TASK DIRECTIONS:
Return the whole listing exactly as it stands.

MATERIAL FOR THE TASK:
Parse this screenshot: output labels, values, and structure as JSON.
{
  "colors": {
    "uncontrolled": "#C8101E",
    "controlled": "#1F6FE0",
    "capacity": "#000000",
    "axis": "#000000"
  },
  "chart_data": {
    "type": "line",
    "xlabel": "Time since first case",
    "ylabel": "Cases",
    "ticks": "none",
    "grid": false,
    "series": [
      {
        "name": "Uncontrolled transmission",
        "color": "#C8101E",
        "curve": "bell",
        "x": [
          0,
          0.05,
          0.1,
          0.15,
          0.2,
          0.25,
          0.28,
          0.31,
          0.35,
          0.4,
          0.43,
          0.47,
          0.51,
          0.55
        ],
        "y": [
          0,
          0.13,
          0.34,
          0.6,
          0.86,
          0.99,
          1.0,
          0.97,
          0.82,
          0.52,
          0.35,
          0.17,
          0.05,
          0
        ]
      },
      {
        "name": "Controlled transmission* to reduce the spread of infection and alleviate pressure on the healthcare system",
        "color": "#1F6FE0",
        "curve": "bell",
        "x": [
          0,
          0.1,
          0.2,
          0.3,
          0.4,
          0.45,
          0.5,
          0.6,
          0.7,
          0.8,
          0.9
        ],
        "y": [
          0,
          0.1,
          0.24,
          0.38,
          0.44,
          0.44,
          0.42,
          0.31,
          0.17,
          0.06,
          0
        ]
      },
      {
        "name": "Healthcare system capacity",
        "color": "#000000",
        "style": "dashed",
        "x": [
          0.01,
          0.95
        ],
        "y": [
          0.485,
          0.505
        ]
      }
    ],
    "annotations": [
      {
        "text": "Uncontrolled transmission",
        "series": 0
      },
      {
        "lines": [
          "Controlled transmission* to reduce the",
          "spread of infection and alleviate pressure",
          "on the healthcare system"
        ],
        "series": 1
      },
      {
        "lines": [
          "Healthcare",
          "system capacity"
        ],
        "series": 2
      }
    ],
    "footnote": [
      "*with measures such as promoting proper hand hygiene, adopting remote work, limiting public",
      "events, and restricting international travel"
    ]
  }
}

THE RESULT:
Parse this screenshot: output labels, values, and structure as JSON.
{
  "colors": {
    "uncontrolled": "#C8101E",
    "controlled": "#1F6FE0",
    "capacity": "#000000",
    "axis": "#000000"
  },
  "chart_data": {
    "type": "line",
    "xlabel": "Time since first case",
    "ylabel": "Cases",
    "ticks": "none",
    "grid": false,
    "series": [
      {
        "name": "Uncontrolled transmission",
        "color": "#C8101E",
        "curve": "bell",
        "x": [
          0,
          0.05,
          0.1,
          0.15,
          0.2,
          0.25,
          0.28,
          0.31,
          0.35,
          0.4,
          0.43,
          0.47,
          0.51,
          0.55
        ],
        "y": [
          0,
          0.13,
          0.34,
          0.6,
          0.86,
          0.99,
          1.0,
          0.97,
          0.82,
          0.52,
          0.35,
          0.17,
          0.05,
          0
        ]
      },
      {
        "name": "Controlled transmission* to reduce the spread of infection and alleviate pressure on the healthcare system",
        "color": "#1F6FE0",
        "curve": "bell",
        "x": [
          0,
          0.1,
          0.2,
          0.3,
          0.4,
          0.45,
          0.5,
          0.6,
          0.7,
          0.8,
          0.9
        ],
        "y": [
          0,
          0.1,
          0.24,
          0.38,
          0.44,
          0.44,
          0.42,
          0.31,
          0.17,
          0.06,
          0
        ]
      },
      {
        "name": "Healthcare system capacity",
        "color": "#000000",
        "style": "dashed",
        "x": [
          0.01,
          0.95
        ],
        "y": [
          0.485,
          0.505
        ]
      }
    ],
    "annotations": [
      {
        "text": "Uncontrolled transmission",
        "series": 0
      },
      {
        "lines": [
          "Controlled transmission* to reduce the",
          "spread of infection and alleviate pressure",
          "on the healthcare system"
        ],
        "series": 1
      },
      {
        "lines": [
          "Healthcare",
          "system capacity"
        ],
        "series": 2
      }
    ],
    "footnote": [
      "*with measures such as promoting proper hand hygiene, adopting remote work, limiting public",
      "events, and restricting international travel"
    ]
  }
}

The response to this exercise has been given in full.